EXERCISE GOAL: Below is the data. Give it again, complete and exact.

RAW DATA:

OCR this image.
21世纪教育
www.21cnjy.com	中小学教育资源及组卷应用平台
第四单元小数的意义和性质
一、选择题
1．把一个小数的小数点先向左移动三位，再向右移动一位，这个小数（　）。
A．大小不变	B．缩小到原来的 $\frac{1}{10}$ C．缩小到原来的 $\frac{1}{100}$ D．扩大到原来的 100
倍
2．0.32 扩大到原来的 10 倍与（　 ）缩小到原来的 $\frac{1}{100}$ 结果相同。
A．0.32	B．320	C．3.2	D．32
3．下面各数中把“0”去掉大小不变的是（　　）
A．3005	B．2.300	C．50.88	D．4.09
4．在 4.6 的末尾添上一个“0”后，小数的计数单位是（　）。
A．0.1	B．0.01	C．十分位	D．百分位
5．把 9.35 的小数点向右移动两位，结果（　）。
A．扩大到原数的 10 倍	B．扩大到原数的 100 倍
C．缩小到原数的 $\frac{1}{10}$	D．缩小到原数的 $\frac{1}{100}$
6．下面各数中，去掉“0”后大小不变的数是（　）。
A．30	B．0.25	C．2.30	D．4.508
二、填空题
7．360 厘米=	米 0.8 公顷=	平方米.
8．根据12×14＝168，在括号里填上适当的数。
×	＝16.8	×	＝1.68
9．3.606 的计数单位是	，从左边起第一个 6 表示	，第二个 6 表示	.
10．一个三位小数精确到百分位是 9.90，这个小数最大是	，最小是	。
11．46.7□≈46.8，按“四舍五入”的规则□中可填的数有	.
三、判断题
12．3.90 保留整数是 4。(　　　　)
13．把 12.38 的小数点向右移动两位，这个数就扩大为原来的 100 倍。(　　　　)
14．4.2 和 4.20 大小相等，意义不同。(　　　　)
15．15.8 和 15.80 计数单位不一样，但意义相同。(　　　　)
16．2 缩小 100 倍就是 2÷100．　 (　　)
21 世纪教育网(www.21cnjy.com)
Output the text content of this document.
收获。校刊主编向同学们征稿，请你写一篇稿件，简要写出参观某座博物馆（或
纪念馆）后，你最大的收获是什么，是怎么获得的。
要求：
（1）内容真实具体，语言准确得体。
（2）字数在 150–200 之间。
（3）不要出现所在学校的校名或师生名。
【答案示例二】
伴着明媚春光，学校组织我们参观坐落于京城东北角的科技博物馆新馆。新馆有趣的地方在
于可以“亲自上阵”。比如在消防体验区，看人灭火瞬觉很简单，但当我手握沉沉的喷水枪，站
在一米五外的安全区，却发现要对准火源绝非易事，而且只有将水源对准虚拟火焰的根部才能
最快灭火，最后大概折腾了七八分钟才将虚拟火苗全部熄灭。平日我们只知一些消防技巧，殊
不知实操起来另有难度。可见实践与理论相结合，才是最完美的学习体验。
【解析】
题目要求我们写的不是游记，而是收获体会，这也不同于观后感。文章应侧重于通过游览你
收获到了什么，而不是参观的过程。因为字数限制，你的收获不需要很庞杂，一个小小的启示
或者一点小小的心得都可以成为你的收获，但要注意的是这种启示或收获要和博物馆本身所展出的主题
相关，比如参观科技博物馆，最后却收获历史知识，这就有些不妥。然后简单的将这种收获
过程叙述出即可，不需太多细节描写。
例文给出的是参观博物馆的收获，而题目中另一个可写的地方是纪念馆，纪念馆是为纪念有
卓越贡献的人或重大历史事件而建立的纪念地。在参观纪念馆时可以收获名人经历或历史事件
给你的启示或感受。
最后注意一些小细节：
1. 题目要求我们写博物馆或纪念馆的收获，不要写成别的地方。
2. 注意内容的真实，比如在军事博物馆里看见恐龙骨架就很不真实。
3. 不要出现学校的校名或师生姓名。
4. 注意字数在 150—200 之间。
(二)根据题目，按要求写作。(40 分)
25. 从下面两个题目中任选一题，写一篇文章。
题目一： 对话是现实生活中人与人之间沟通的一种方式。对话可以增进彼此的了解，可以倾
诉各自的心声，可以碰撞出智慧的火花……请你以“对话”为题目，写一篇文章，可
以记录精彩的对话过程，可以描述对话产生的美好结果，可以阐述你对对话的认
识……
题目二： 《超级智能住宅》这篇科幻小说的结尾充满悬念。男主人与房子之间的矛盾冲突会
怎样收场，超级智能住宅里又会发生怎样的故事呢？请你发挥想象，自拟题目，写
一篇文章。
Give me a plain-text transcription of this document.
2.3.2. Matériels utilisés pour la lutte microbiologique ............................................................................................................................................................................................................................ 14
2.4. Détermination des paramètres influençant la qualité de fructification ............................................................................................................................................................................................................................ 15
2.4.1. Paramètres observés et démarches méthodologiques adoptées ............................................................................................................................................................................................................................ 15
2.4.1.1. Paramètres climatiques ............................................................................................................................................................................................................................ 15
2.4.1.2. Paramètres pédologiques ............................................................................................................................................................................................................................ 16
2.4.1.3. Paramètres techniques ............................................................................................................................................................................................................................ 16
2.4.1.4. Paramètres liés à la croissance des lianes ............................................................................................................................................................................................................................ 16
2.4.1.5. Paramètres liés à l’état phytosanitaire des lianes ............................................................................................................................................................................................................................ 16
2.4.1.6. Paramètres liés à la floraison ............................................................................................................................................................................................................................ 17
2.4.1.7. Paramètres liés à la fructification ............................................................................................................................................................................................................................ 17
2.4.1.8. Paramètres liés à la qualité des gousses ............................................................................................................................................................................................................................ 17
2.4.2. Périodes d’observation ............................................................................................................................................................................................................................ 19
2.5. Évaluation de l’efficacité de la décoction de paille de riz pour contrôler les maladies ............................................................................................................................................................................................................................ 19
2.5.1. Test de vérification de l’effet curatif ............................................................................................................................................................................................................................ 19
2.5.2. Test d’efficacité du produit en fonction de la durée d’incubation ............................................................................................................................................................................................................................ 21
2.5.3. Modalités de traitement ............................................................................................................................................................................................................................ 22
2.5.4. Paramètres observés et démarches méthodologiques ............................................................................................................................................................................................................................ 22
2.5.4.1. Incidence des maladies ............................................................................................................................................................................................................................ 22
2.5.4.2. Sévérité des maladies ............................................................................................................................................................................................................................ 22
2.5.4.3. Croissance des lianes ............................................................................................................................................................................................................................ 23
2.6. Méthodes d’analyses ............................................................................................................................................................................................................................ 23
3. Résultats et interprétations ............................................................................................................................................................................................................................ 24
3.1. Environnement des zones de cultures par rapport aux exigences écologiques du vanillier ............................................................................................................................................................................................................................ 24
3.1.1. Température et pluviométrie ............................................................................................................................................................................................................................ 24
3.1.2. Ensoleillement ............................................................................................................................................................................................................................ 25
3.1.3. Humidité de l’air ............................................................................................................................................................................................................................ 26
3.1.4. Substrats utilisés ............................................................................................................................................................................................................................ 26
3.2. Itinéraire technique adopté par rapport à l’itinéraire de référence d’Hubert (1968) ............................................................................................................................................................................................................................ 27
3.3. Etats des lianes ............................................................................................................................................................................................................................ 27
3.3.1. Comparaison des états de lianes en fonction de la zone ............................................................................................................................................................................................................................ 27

SOLUTION TO THE PROBLEM:
OCR this image.
21世纪教育
www.21cnjy.com	中小学教育资源及组卷应用平台
第四单元小数的意义和性质
一、选择题
1．把一个小数的小数点先向左移动三位，再向右移动一位，这个小数（　）。
A．大小不变	B．缩小到原来的 $\frac{1}{10}$ C．缩小到原来的 $\frac{1}{100}$ D．扩大到原来的 100
倍
2．0.32 扩大到原来的 10 倍与（　 ）缩小到原来的 $\frac{1}{100}$ 结果相同。
A．0.32	B．320	C．3.2	D．32
3．下面各数中把“0”去掉大小不变的是（　　）
A．3005	B．2.300	C．50.88	D．4.09
4．在 4.6 的末尾添上一个“0”后，小数的计数单位是（　）。
A．0.1	B．0.01	C．十分位	D．百分位
5．把 9.35 的小数点向右移动两位，结果（　）。
A．扩大到原数的 10 倍	B．扩大到原数的 100 倍
C．缩小到原数的 $\frac{1}{10}$	D．缩小到原数的 $\frac{1}{100}$
6．下面各数中，去掉“0”后大小不变的数是（　）。
A．30	B．0.25	C．2.30	D．4.508
二、填空题
7．360 厘米=	米 0.8 公顷=	平方米.
8．根据12×14＝168，在括号里填上适当的数。
×	＝16.8	×	＝1.68
9．3.606 的计数单位是	，从左边起第一个 6 表示	，第二个 6 表示	.
10．一个三位小数精确到百分位是 9.90，这个小数最大是	，最小是	。
11．46.7□≈46.8，按“四舍五入”的规则□中可填的数有	.
三、判断题
12．3.90 保留整数是 4。(　　　　)
13．把 12.38 的小数点向右移动两位，这个数就扩大为原来的 100 倍。(　　　　)
14．4.2 和 4.20 大小相等，意义不同。(　　　　)
15．15.8 和 15.80 计数单位不一样，但意义相同。(　　　　)
16．2 缩小 100 倍就是 2÷100．　 (　　)
21 世纪教育网(www.21cnjy.com)
Output the text content of this document.
收获。校刊主编向同学们征稿，请你写一篇稿件，简要写出参观某座博物馆（或
纪念馆）后，你最大的收获是什么，是怎么获得的。
要求：
（1）内容真实具体，语言准确得体。
（2）字数在 150–200 之间。
（3）不要出现所在学校的校名或师生名。
【答案示例二】
伴着明媚春光，学校组织我们参观坐落于京城东北角的科技博物馆新馆。新馆有趣的地方在
于可以“亲自上阵”。比如在消防体验区，看人灭火瞬觉很简单，但当我手握沉沉的喷水枪，站
在一米五外的安全区，却发现要对准火源绝非易事，而且只有将水源对准虚拟火焰的根部才能
最快灭火，最后大概折腾了七八分钟才将虚拟火苗全部熄灭。平日我们只知一些消防技巧，殊
不知实操起来另有难度。可见实践与理论相结合，才是最完美的学习体验。
【解析】
题目要求我们写的不是游记，而是收获体会，这也不同于观后感。文章应侧重于通过游览你
收获到了什么，而不是参观的过程。因为字数限制，你的收获不需要很庞杂，一个小小的启示
或者一点小小的心得都可以成为你的收获，但要注意的是这种启示或收获要和博物馆本身所展出的主题
相关，比如参观科技博物馆，最后却收获历史知识，这就有些不妥。然后简单的将这种收获
过程叙述出即可，不需太多细节描写。
例文给出的是参观博物馆的收获，而题目中另一个可写的地方是纪念馆，纪念馆是为纪念有
卓越贡献的人或重大历史事件而建立的纪念地。在参观纪念馆时可以收获名人经历或历史事件
给你的启示或感受。
最后注意一些小细节：
1. 题目要求我们写博物馆或纪念馆的收获，不要写成别的地方。
2. 注意内容的真实，比如在军事博物馆里看见恐龙骨架就很不真实。
3. 不要出现学校的校名或师生姓名。
4. 注意字数在 150—200 之间。
(二)根据题目，按要求写作。(40 分)
25. 从下面两个题目中任选一题，写一篇文章。
题目一： 对话是现实生活中人与人之间沟通的一种方式。对话可以增进彼此的了解，可以倾
诉各自的心声，可以碰撞出智慧的火花……请你以“对话”为题目，写一篇文章，可
以记录精彩的对话过程，可以描述对话产生的美好结果，可以阐述你对对话的认
识……
题目二： 《超级智能住宅》这篇科幻小说的结尾充满悬念。男主人与房子之间的矛盾冲突会
怎样收场，超级智能住宅里又会发生怎样的故事呢？请你发挥想象，自拟题目，写
一篇文章。
Give me a plain-text transcription of this document.
2.3.2. Matériels utilisés pour la lutte microbiologique ............................................................................................................................................................................................................................ 14
2.4. Détermination des paramètres influençant la qualité de fructification ............................................................................................................................................................................................................................ 15
2.4.1. Paramètres observés et démarches méthodologiques adoptées ............................................................................................................................................................................................................................ 15
2.4.1.1. Paramètres climatiques ............................................................................................................................................................................................................................ 15
2.4.1.2. Paramètres pédologiques ............................................................................................................................................................................................................................ 16
2.4.1.3. Paramètres techniques ............................................................................................................................................................................................................................ 16
2.4.1.4. Paramètres liés à la croissance des lianes ............................................................................................................................................................................................................................ 16
2.4.1.5. Paramètres liés à l’état phytosanitaire des lianes ............................................................................................................................................................................................................................ 16
2.4.1.6. Paramètres liés à la floraison ............................................................................................................................................................................................................................ 17
2.4.1.7. Paramètres liés à la fructification ............................................................................................................................................................................................................................ 17
2.4.1.8. Paramètres liés à la qualité des gousses ............................................................................................................................................................................................................................ 17
2.4.2. Périodes d’observation ............................................................................................................................................................................................................................ 19
2.5. Évaluation de l’efficacité de la décoction de paille de riz pour contrôler les maladies ............................................................................................................................................................................................................................ 19
2.5.1. Test de vérification de l’effet curatif ............................................................................................................................................................................................................................ 19
2.5.2. Test d’efficacité du produit en fonction de la durée d’incubation ............................................................................................................................................................................................................................ 21
2.5.3. Modalités de traitement ............................................................................................................................................................................................................................ 22
2.5.4. Paramètres observés et démarches méthodologiques ............................................................................................................................................................................................................................ 22
2.5.4.1. Incidence des maladies ............................................................................................................................................................................................................................ 22
2.5.4.2. Sévérité des maladies ............................................................................................................................................................................................................................ 22
2.5.4.3. Croissance des lianes ............................................................................................................................................................................................................................ 23
2.6. Méthodes d’analyses ............................................................................................................................................................................................................................ 23
3. Résultats et interprétations ............................................................................................................................................................................................................................ 24
3.1. Environnement des zones de cultures par rapport aux exigences écologiques du vanillier ............................................................................................................................................................................................................................ 24
3.1.1. Température et pluviométrie ............................................................................................................................................................................................................................ 24
3.1.2. Ensoleillement ............................................................................................................................................................................................................................ 25
3.1.3. Humidité de l’air ............................................................................................................................................................................................................................ 26
3.1.4. Substrats utilisés ............................................................................................................................................................................................................................ 26
3.2. Itinéraire technique adopté par rapport à l’itinéraire de référence d’Hubert (1968) ............................................................................................................................................................................................................................ 27
3.3. Etats des lianes ............................................................................................................................................................................................................................ 27
3.3.1. Comparaison des états de lianes en fonction de la zone ............................................................................................................................................................................................................................ 27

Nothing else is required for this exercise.